* begin Recorded data *
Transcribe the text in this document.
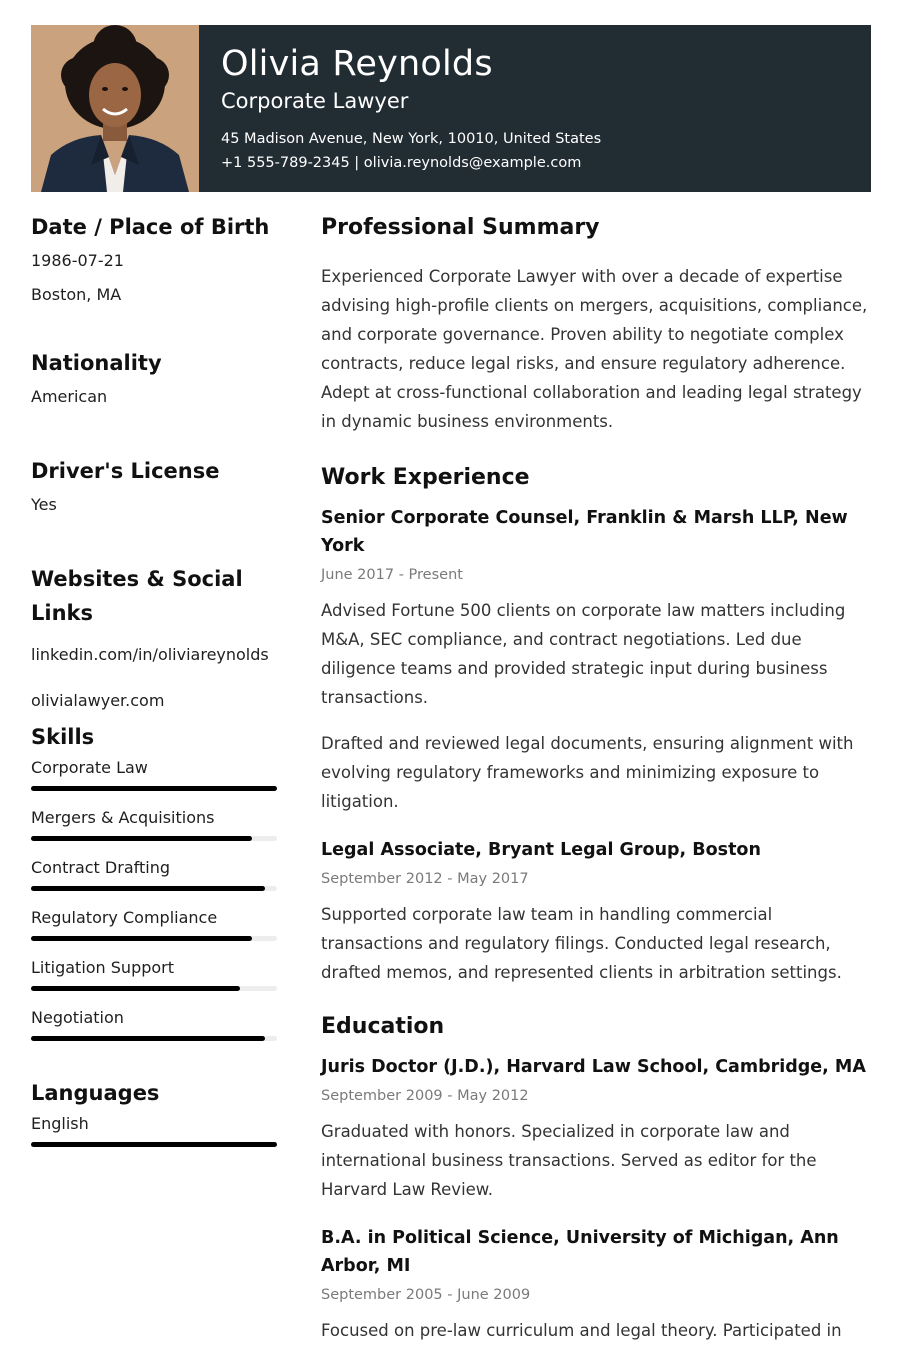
Olivia Reynolds
Corporate Lawyer
45 Madison Avenue, New York, 10010, United States
+1 555-789-2345 | olivia.reynolds@example.com
Date / Place of Birth
1986-07-21
Boston, MA
Nationality
American
Driver's License
Yes
Websites & Social Links
linkedin.com/in/oliviareynolds
olivialawyer.com
Skills
Corporate Law
Mergers & Acquisitions
Contract Drafting
Regulatory Compliance
Litigation Support
Negotiation
Languages
English
Professional Summary
Experienced Corporate Lawyer with over a decade of expertise advising high-profile clients on mergers, acquisitions, compliance, and corporate governance. Proven ability to negotiate complex contracts, reduce legal risks, and ensure regulatory adherence. Adept at cross-functional collaboration and leading legal strategy in dynamic business environments.
Work Experience
Senior Corporate Counsel, Franklin & Marsh LLP, New York
June 2017 - Present
Advised Fortune 500 clients on corporate law matters including M&A, SEC compliance, and contract negotiations. Led due diligence teams and provided strategic input during business transactions.
Drafted and reviewed legal documents, ensuring alignment with evolving regulatory frameworks and minimizing exposure to litigation.
Legal Associate, Bryant Legal Group, Boston
September 2012 - May 2017
Supported corporate law team in handling commercial transactions and regulatory filings. Conducted legal research, drafted memos, and represented clients in arbitration settings.
Education
Juris Doctor (J.D.), Harvard Law School, Cambridge, MA
September 2009 - May 2012
Graduated with honors. Specialized in corporate law and international business transactions. Served as editor for the Harvard Law Review.
B.A. in Political Science, University of Michigan, Ann Arbor, MI
September 2005 - June 2009
Focused on pre-law curriculum and legal theory. Participated in
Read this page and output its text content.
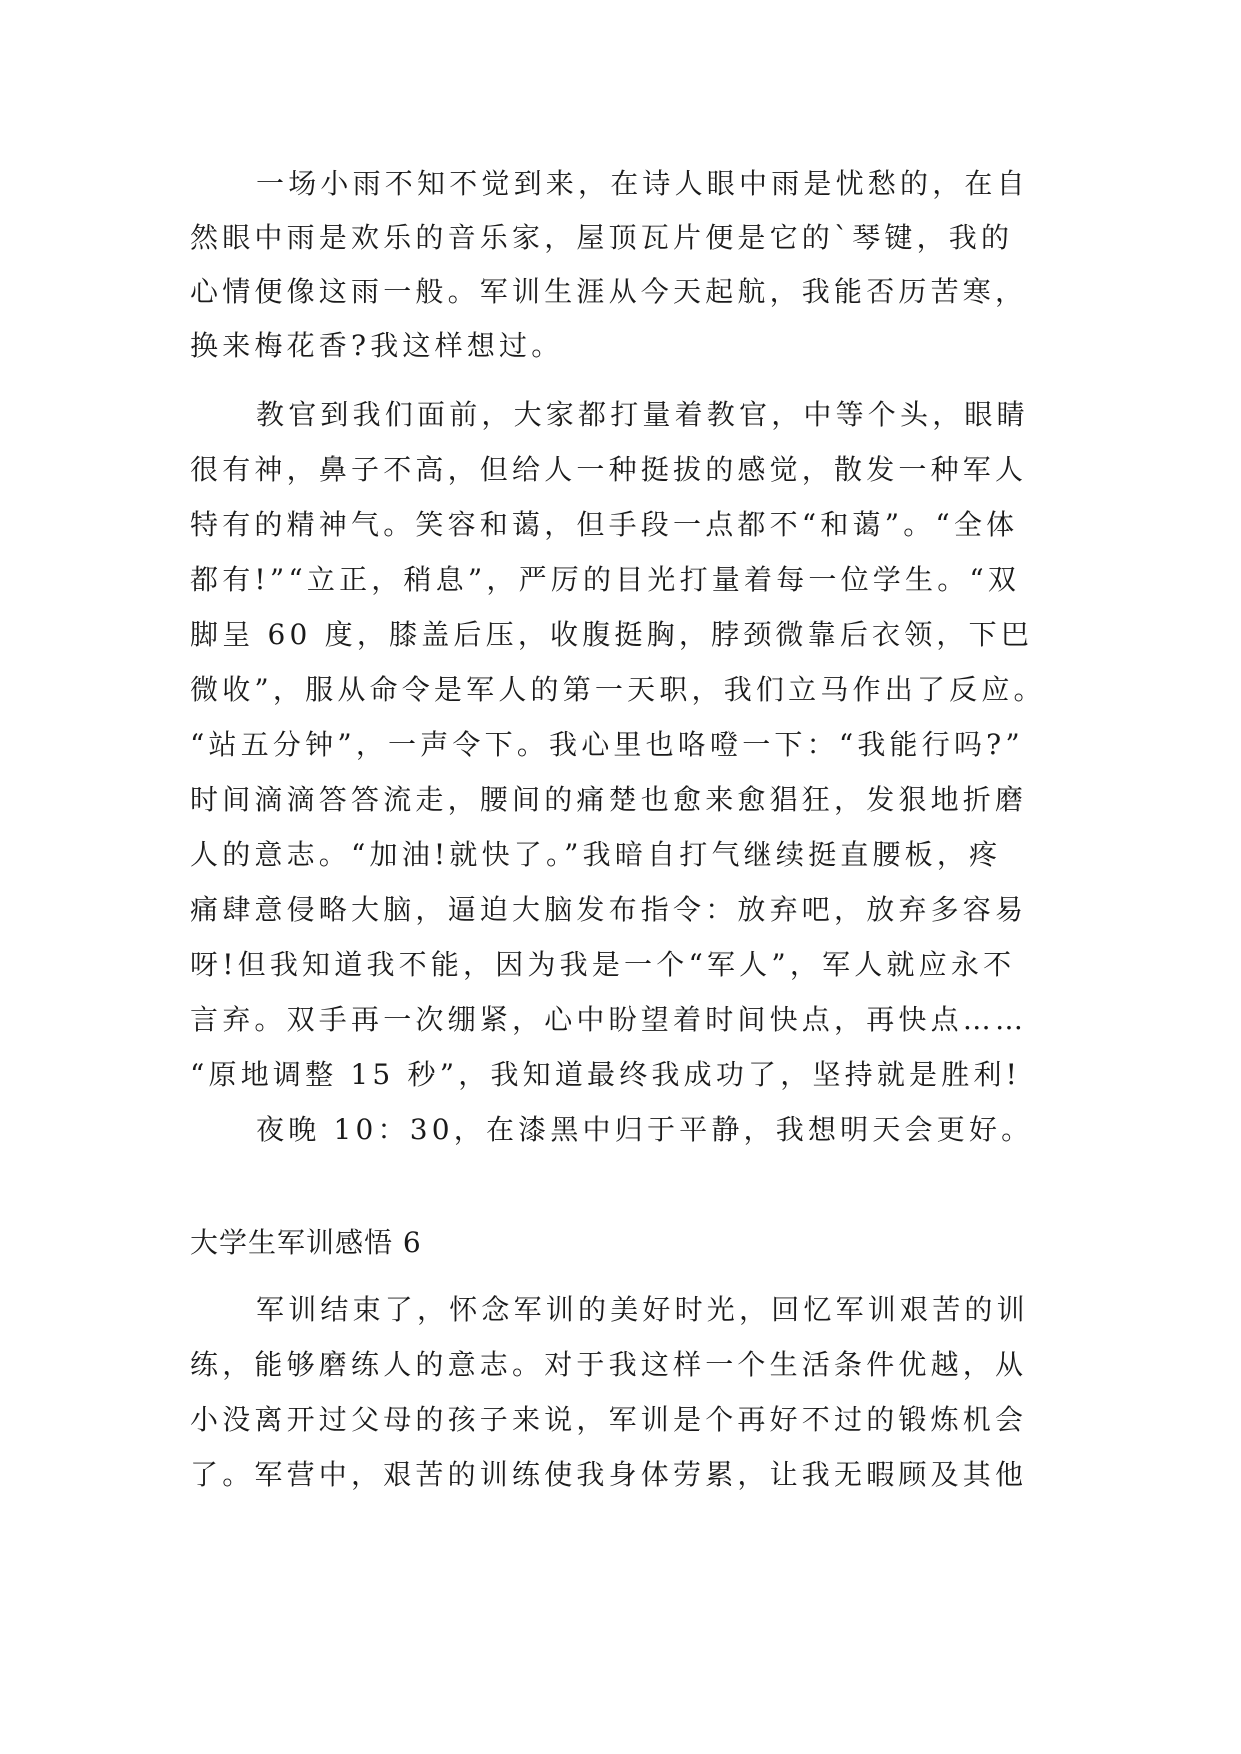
一场小雨不知不觉到来，在诗人眼中雨是忧愁的，在自
然眼中雨是欢乐的音乐家，屋顶瓦片便是它的`琴键，我的
心情便像这雨一般。军训生涯从今天起航，我能否历苦寒，
换来梅花香?我这样想过。
教官到我们面前，大家都打量着教官，中等个头，眼睛
很有神，鼻子不高，但给人一种挺拔的感觉，散发一种军人
特有的精神气。笑容和蔼，但手段一点都不“和蔼”。“全体
都有!”“立正，稍息”，严厉的目光打量着每一位学生。“双
脚呈 60 度，膝盖后压，收腹挺胸，脖颈微靠后衣领，下巴
微收”，服从命令是军人的第一天职，我们立马作出了反应。
“站五分钟”，一声令下。我心里也咯噔一下：“我能行吗?”
时间滴滴答答流走，腰间的痛楚也愈来愈猖狂，发狠地折磨
人的意志。“加油!就快了。”我暗自打气继续挺直腰板，疼
痛肆意侵略大脑，逼迫大脑发布指令：放弃吧，放弃多容易
呀!但我知道我不能，因为我是一个“军人”，军人就应永不
言弃。双手再一次绷紧，心中盼望着时间快点，再快点……
“原地调整 15 秒”，我知道最终我成功了，坚持就是胜利!
夜晚 10：30，在漆黑中归于平静，我想明天会更好。
大学生军训感悟 6
军训结束了，怀念军训的美好时光，回忆军训艰苦的训
练，能够磨练人的意志。对于我这样一个生活条件优越，从
小没离开过父母的孩子来说，军训是个再好不过的锻炼机会
了。军营中，艰苦的训练使我身体劳累，让我无暇顾及其他
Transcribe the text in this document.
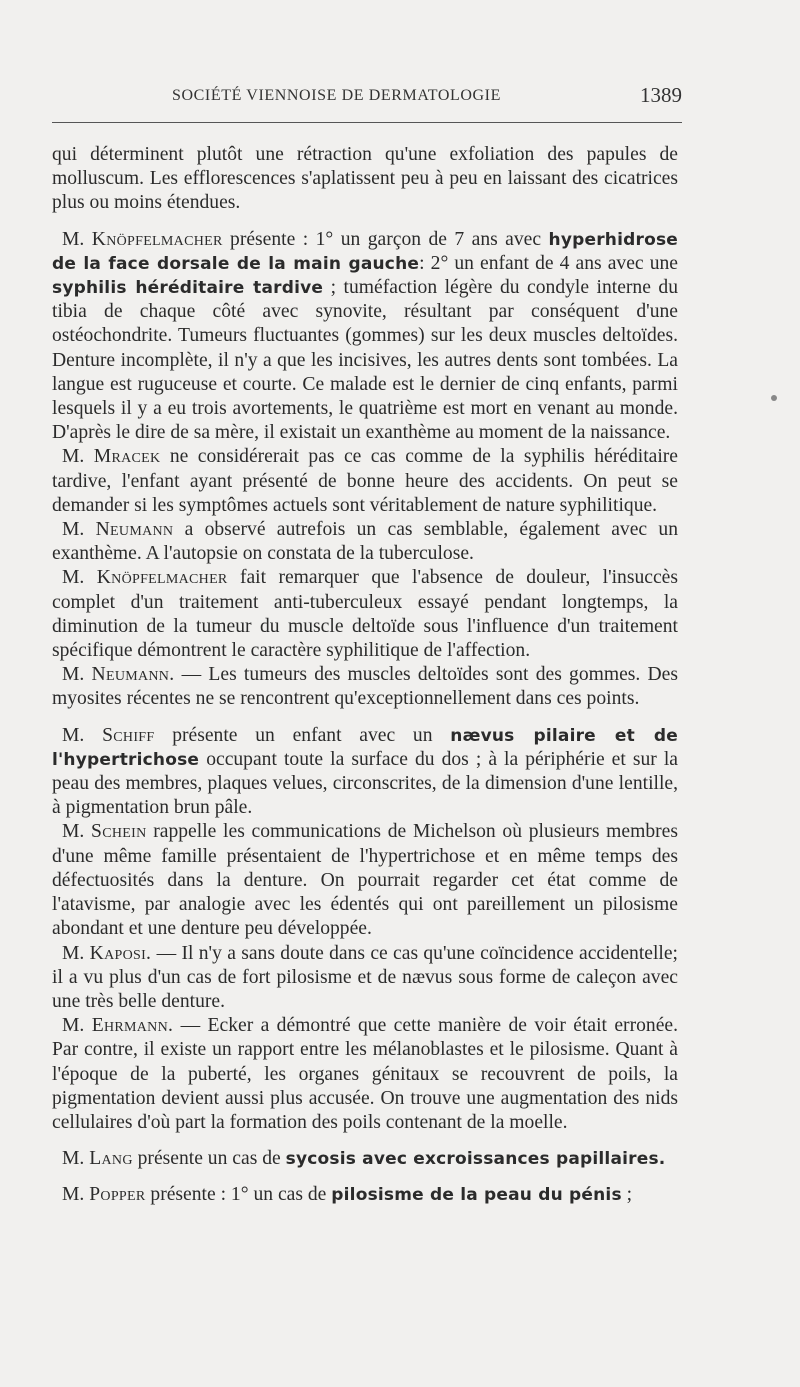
SOCIÉTÉ VIENNOISE DE DERMATOLOGIE	1389

qui déterminent plutôt une rétraction qu'une exfoliation des papules de molluscum. Les efflorescences s'aplatissent peu à peu en laissant des cicatrices plus ou moins étendues.

M. Knöpfelmacher présente : 1° un garçon de 7 ans avec hyperhidrose de la face dorsale de la main gauche: 2° un enfant de 4 ans avec une syphilis héréditaire tardive ; tuméfaction légère du condyle interne du tibia de chaque côté avec synovite, résultant par conséquent d'une ostéochondrite. Tumeurs fluctuantes (gommes) sur les deux muscles deltoïdes. Denture incomplète, il n'y a que les incisives, les autres dents sont tombées. La langue est ruguceuse et courte. Ce malade est le dernier de cinq enfants, parmi lesquels il y a eu trois avortements, le quatrième est mort en venant au monde. D'après le dire de sa mère, il existait un exanthème au moment de la naissance.

M. Mracek ne considérerait pas ce cas comme de la syphilis héréditaire tardive, l'enfant ayant présenté de bonne heure des accidents. On peut se demander si les symptômes actuels sont véritablement de nature syphilitique.

M. Neumann a observé autrefois un cas semblable, également avec un exanthème. A l'autopsie on constata de la tuberculose.

M. Knöpfelmacher fait remarquer que l'absence de douleur, l'insuccès complet d'un traitement anti-tuberculeux essayé pendant longtemps, la diminution de la tumeur du muscle deltoïde sous l'influence d'un traitement spécifique démontrent le caractère syphilitique de l'affection.

M. Neumann. — Les tumeurs des muscles deltoïdes sont des gommes. Des myosites récentes ne se rencontrent qu'exceptionnellement dans ces points.

M. Schiff présente un enfant avec un nævus pilaire et de l'hypertrichose occupant toute la surface du dos ; à la périphérie et sur la peau des membres, plaques velues, circonscrites, de la dimension d'une lentille, à pigmentation brun pâle.

M. Schein rappelle les communications de Michelson où plusieurs membres d'une même famille présentaient de l'hypertrichose et en même temps des défectuosités dans la denture. On pourrait regarder cet état comme de l'atavisme, par analogie avec les édentés qui ont pareillement un pilosisme abondant et une denture peu développée.

M. Kaposi. — Il n'y a sans doute dans ce cas qu'une coïncidence accidentelle; il a vu plus d'un cas de fort pilosisme et de nævus sous forme de caleçon avec une très belle denture.

M. Ehrmann. — Ecker a démontré que cette manière de voir était erronée. Par contre, il existe un rapport entre les mélanoblastes et le pilosisme. Quant à l'époque de la puberté, les organes génitaux se recouvrent de poils, la pigmentation devient aussi plus accusée. On trouve une augmentation des nids cellulaires d'où part la formation des poils contenant de la moelle.

M. Lang présente un cas de sycosis avec excroissances papillaires.

M. Popper présente : 1° un cas de pilosisme de la peau du pénis ;
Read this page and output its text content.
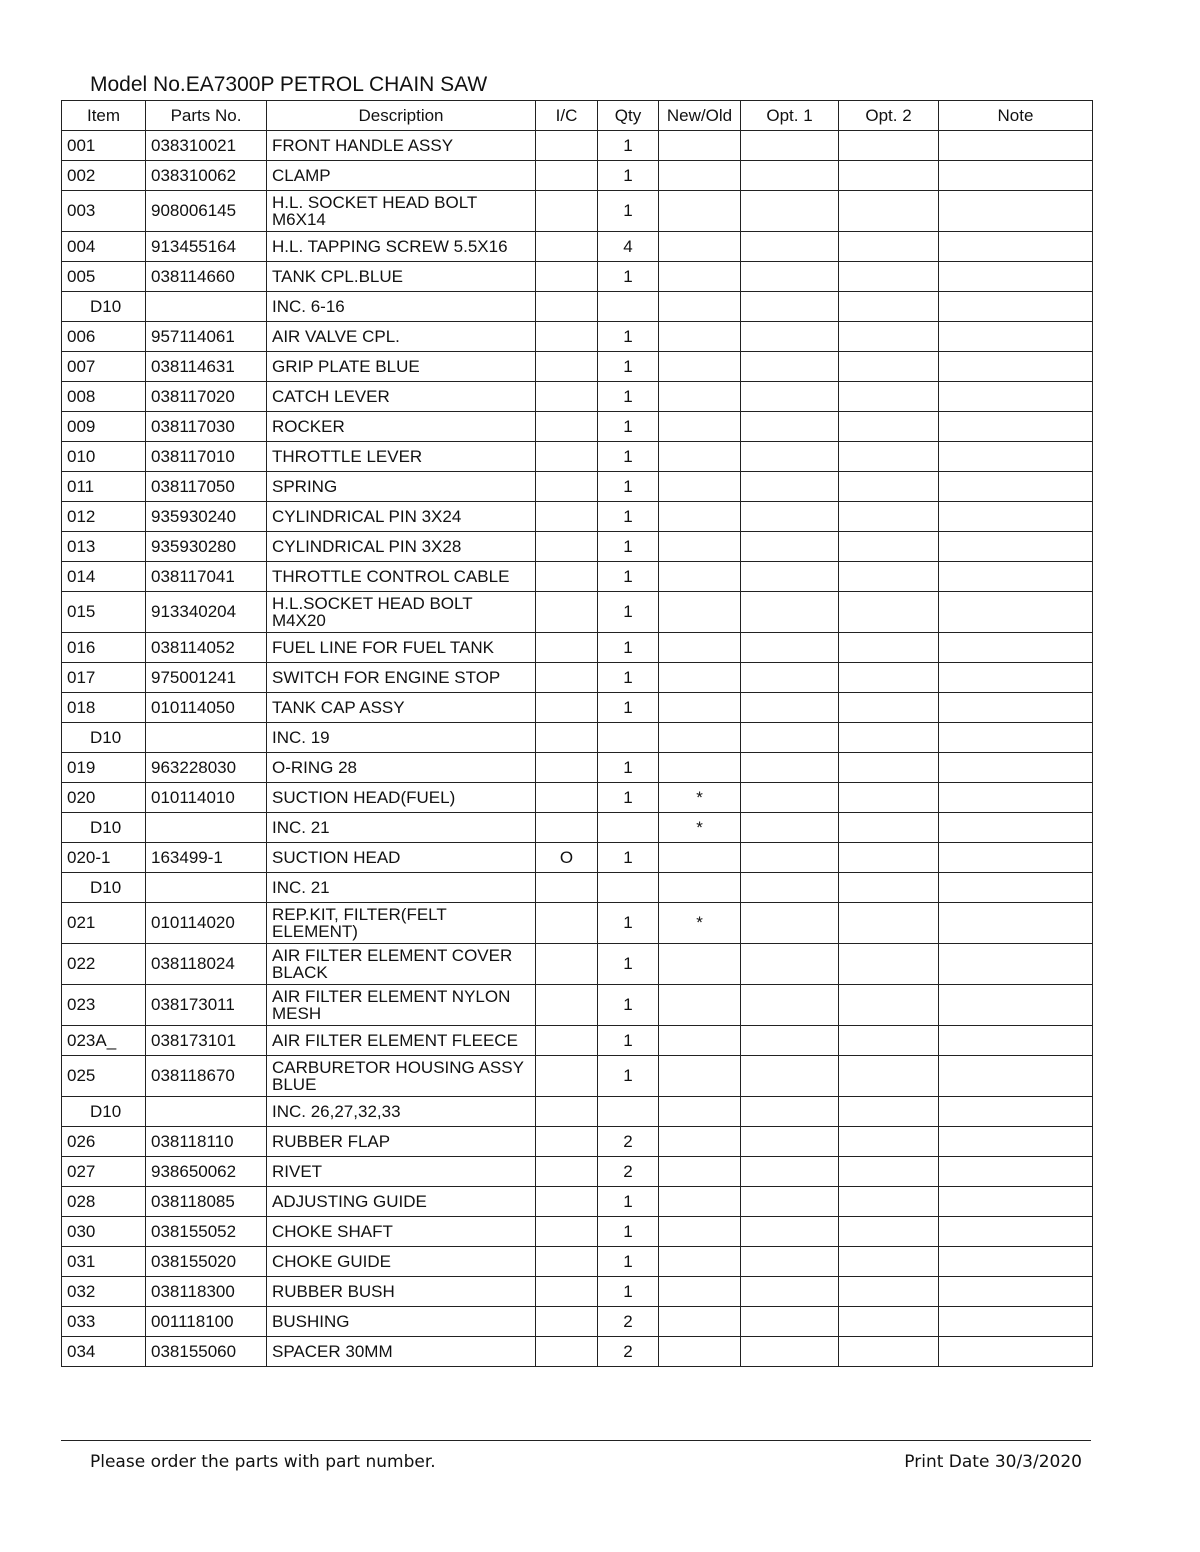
Model No.EA7300P PETROL CHAIN SAW
Item	Parts No.	Description	I/C	Qty	New/Old	Opt. 1	Opt. 2	Note
001	038310021	FRONT HANDLE ASSY		1				
002	038310062	CLAMP		1				
003	908006145	H.L. SOCKET HEAD BOLT M6X14		1				
004	913455164	H.L. TAPPING SCREW 5.5X16		4				
005	038114660	TANK CPL.BLUE		1				
D10		INC. 6-16						
006	957114061	AIR VALVE CPL.		1				
007	038114631	GRIP PLATE BLUE		1				
008	038117020	CATCH LEVER		1				
009	038117030	ROCKER		1				
010	038117010	THROTTLE LEVER		1				
011	038117050	SPRING		1				
012	935930240	CYLINDRICAL PIN 3X24		1				
013	935930280	CYLINDRICAL PIN 3X28		1				
014	038117041	THROTTLE CONTROL CABLE		1				
015	913340204	H.L.SOCKET HEAD BOLT M4X20		1				
016	038114052	FUEL LINE FOR FUEL TANK		1				
017	975001241	SWITCH FOR ENGINE STOP		1				
018	010114050	TANK CAP ASSY		1				
D10		INC. 19						
019	963228030	O-RING 28		1				
020	010114010	SUCTION HEAD(FUEL)		1	*			
D10		INC. 21			*			
020-1	163499-1	SUCTION HEAD	O	1				
D10		INC. 21						
021	010114020	REP.KIT, FILTER(FELT ELEMENT)		1	*			
022	038118024	AIR FILTER ELEMENT COVER BLACK		1				
023	038173011	AIR FILTER ELEMENT NYLON MESH		1				
023A_	038173101	AIR FILTER ELEMENT FLEECE		1				
025	038118670	CARBURETOR HOUSING ASSY BLUE		1				
D10		INC. 26,27,32,33						
026	038118110	RUBBER FLAP		2				
027	938650062	RIVET		2				
028	038118085	ADJUSTING GUIDE		1				
030	038155052	CHOKE SHAFT		1				
031	038155020	CHOKE GUIDE		1				
032	038118300	RUBBER BUSH		1				
033	001118100	BUSHING		2				
034	038155060	SPACER 30MM		2				
Please order the parts with part number.	Print Date 30/3/2020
* end Recorded data *
* **Short task**
Where a line in the material above holds "FILTER", copy that line.

* **The completed task**
021	010114020	REP.KIT, FILTER(FELT ELEMENT)		1	*			
022	038118024	AIR FILTER ELEMENT COVER BLACK		1				
023	038173011	AIR FILTER ELEMENT NYLON MESH		1				
023A_	038173101	AIR FILTER ELEMENT FLEECE		1				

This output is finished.